Job –
Reading down the listing below, count the lines where the word "name" shows up, then give only that count.

Raw records:
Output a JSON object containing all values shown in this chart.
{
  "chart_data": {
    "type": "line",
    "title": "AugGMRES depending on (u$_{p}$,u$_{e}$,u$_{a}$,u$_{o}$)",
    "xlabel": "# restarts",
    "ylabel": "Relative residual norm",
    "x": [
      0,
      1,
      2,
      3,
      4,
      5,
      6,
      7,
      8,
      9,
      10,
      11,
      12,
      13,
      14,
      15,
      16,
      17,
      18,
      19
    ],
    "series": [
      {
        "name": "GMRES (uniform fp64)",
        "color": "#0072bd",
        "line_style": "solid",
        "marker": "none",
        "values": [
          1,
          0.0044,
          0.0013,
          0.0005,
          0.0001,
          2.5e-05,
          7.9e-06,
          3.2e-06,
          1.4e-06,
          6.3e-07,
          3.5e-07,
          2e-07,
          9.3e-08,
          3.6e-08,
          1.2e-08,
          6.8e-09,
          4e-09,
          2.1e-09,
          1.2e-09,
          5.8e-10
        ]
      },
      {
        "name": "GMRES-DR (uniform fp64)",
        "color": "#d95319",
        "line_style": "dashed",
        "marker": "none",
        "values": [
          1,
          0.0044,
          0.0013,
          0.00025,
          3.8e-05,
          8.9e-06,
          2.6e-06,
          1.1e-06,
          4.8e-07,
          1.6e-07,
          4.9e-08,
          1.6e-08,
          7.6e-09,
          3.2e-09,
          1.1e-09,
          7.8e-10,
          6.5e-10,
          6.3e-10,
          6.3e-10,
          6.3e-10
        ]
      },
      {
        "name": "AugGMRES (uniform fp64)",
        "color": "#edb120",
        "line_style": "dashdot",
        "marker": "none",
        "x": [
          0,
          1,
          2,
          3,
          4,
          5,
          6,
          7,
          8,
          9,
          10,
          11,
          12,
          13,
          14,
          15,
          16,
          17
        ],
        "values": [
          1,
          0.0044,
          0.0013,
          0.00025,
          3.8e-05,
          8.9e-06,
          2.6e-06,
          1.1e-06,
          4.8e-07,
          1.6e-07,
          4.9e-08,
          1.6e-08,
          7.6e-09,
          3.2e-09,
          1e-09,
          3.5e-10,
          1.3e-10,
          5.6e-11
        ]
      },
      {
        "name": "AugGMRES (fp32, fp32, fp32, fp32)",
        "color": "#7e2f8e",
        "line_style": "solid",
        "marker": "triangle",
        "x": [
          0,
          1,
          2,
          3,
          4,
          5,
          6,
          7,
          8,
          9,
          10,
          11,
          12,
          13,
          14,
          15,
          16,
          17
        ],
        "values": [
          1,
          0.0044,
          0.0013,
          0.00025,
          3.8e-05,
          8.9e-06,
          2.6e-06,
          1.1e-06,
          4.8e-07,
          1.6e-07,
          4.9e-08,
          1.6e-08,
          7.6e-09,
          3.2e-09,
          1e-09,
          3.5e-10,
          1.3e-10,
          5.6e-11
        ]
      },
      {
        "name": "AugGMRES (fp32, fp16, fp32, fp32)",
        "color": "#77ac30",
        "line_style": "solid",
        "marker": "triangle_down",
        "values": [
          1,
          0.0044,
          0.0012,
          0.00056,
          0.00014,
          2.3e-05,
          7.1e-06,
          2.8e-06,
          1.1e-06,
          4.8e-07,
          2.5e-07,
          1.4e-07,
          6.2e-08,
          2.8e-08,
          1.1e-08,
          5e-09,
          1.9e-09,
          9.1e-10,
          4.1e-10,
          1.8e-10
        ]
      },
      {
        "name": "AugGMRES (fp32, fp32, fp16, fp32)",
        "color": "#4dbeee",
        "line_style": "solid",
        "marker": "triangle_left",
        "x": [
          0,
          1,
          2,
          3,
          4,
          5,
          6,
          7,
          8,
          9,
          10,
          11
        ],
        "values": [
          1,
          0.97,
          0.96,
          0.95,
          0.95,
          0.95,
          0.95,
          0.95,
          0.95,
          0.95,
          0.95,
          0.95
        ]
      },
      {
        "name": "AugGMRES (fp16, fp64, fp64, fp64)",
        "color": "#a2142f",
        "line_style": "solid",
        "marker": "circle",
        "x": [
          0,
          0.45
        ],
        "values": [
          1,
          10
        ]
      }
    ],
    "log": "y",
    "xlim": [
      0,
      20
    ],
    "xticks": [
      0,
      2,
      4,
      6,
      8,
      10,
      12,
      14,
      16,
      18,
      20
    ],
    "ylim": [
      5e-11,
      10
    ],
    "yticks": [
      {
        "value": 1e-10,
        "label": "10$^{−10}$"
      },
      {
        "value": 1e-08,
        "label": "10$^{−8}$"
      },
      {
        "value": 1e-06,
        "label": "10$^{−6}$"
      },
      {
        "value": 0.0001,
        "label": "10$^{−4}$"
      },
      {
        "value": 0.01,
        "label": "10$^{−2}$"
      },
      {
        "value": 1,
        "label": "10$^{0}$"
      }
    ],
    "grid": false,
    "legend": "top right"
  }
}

Finished exercise –
7